__Instruction__
Every line below that contains "Report" is to be copied.

(Stored data)
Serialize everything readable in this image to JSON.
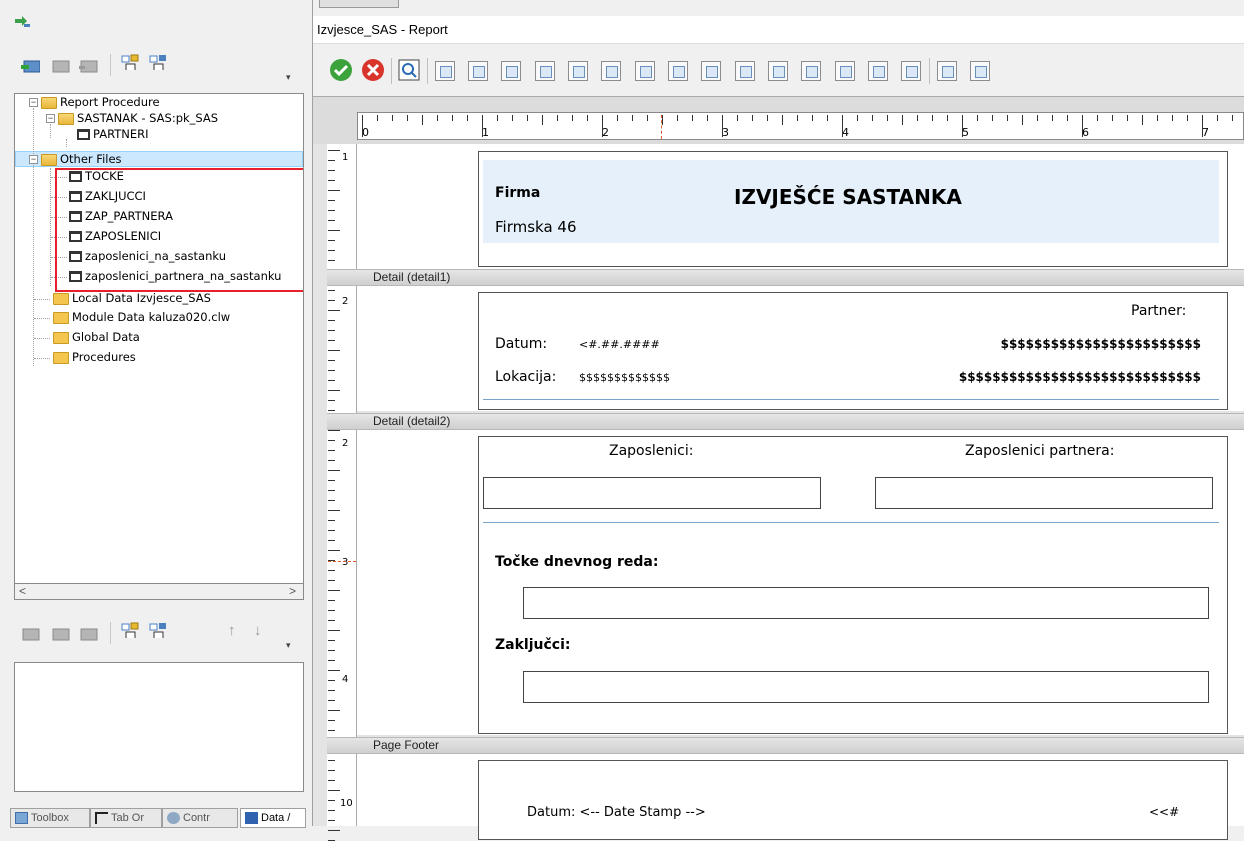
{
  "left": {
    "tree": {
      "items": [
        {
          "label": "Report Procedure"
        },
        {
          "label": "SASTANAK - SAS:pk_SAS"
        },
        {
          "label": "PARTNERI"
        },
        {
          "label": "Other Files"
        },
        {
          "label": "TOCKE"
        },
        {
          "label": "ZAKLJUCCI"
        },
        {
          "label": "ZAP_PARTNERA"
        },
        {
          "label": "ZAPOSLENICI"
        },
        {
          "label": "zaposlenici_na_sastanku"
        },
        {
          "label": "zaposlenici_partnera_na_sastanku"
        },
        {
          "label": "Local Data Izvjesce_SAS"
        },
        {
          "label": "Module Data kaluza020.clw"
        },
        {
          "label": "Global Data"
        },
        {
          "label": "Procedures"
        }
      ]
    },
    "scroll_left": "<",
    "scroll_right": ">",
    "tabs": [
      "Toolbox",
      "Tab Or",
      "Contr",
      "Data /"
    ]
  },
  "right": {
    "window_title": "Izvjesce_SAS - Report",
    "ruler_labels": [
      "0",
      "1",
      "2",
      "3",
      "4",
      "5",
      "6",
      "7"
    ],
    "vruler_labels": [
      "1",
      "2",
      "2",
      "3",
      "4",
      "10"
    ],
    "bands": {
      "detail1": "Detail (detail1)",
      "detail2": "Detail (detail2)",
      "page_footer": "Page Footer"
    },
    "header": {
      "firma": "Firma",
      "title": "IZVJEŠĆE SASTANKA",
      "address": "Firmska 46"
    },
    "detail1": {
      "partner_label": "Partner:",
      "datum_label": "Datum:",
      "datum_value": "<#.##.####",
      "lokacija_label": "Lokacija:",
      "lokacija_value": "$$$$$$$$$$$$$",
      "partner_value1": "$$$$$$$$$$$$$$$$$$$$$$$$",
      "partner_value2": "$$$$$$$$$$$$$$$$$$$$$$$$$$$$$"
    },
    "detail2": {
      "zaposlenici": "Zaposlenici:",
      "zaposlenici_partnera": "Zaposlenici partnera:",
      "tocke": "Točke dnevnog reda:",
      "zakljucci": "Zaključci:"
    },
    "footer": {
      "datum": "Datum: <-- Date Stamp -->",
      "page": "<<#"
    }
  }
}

* * *

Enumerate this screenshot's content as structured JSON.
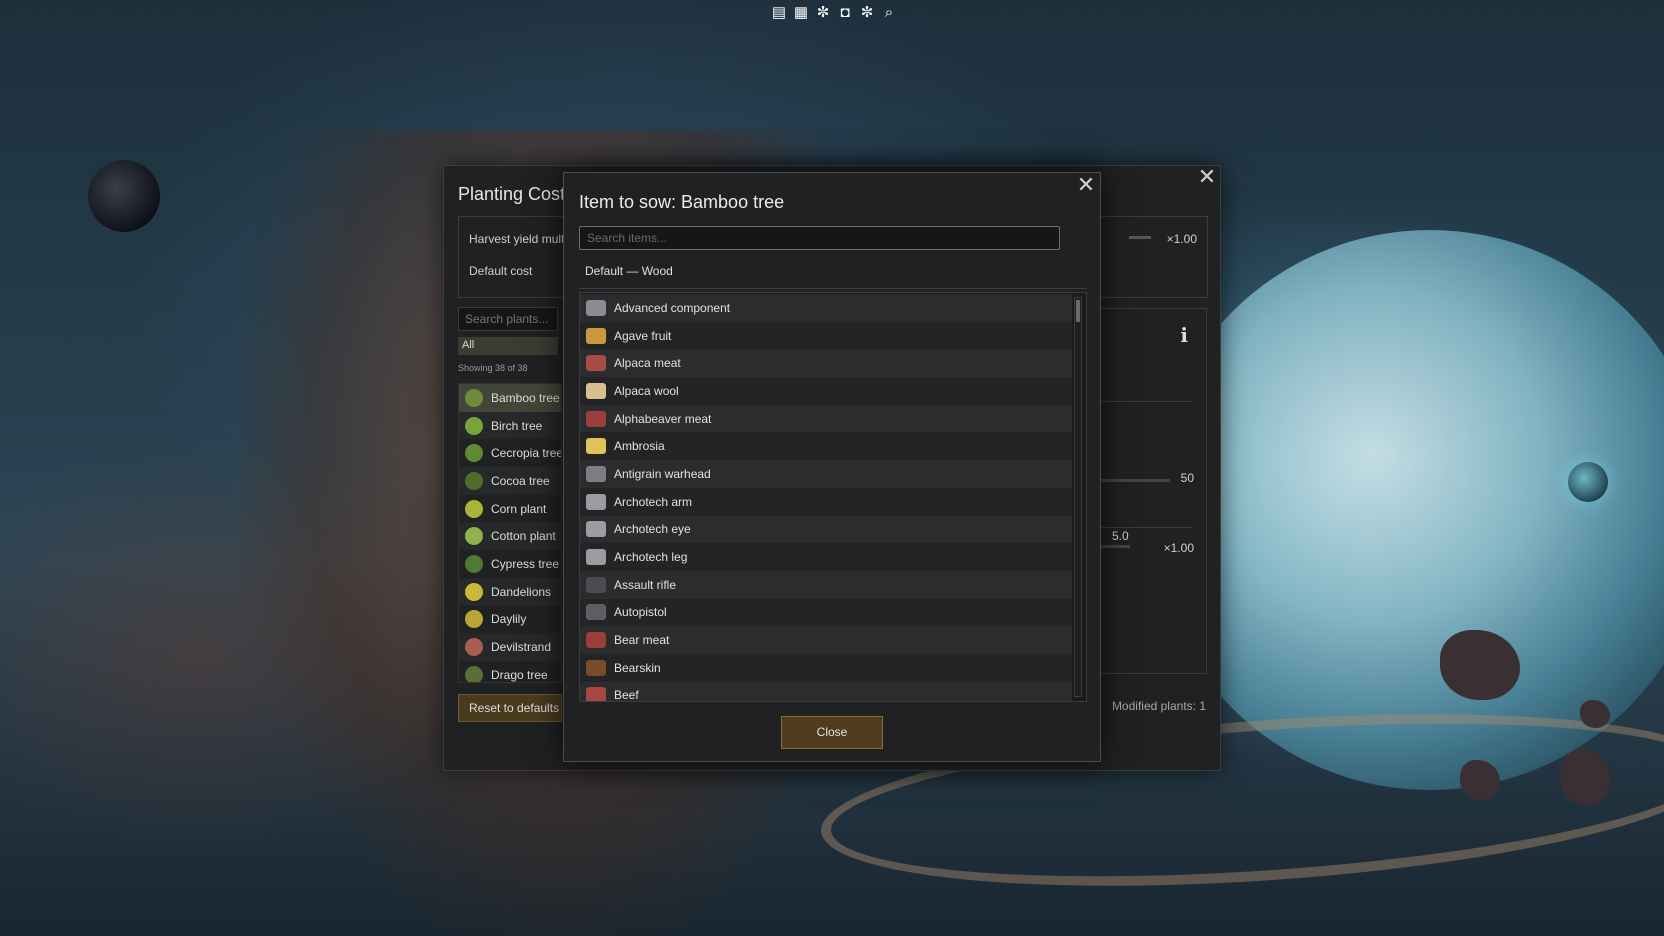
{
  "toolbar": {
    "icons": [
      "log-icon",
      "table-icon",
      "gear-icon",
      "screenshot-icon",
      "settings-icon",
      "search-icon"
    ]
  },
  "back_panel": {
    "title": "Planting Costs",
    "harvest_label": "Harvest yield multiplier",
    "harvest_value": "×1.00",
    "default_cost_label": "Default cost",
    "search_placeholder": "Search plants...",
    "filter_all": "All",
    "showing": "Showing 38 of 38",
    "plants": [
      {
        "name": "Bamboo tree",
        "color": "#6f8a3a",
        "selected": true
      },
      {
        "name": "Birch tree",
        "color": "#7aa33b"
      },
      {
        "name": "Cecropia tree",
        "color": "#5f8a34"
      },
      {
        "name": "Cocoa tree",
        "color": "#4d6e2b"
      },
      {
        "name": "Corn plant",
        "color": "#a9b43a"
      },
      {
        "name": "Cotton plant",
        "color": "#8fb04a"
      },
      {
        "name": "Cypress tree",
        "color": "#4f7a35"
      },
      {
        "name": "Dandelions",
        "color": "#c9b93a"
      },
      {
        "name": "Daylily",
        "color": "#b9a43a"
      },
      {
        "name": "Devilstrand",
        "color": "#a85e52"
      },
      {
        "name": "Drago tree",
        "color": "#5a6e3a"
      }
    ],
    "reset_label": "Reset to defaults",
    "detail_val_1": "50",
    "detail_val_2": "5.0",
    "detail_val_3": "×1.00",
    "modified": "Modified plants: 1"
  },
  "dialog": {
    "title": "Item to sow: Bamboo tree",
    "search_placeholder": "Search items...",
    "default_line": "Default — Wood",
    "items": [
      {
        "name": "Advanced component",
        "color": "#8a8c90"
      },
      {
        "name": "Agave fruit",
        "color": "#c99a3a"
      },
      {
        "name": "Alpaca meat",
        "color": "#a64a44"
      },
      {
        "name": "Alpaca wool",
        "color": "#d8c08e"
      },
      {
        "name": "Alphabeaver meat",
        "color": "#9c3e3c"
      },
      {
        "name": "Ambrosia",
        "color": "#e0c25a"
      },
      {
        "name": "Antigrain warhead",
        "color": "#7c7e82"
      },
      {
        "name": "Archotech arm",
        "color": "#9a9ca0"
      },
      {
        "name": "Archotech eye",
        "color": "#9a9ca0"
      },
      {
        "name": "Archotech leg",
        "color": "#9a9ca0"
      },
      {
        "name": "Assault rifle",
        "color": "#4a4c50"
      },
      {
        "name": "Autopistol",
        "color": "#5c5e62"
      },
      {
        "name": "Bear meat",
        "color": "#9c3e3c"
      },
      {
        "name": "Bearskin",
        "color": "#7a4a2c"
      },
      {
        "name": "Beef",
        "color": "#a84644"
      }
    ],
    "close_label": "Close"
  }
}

__Result__
          "label": "Report Procedure"
    "window_title": "Izvjesce_SAS - Report",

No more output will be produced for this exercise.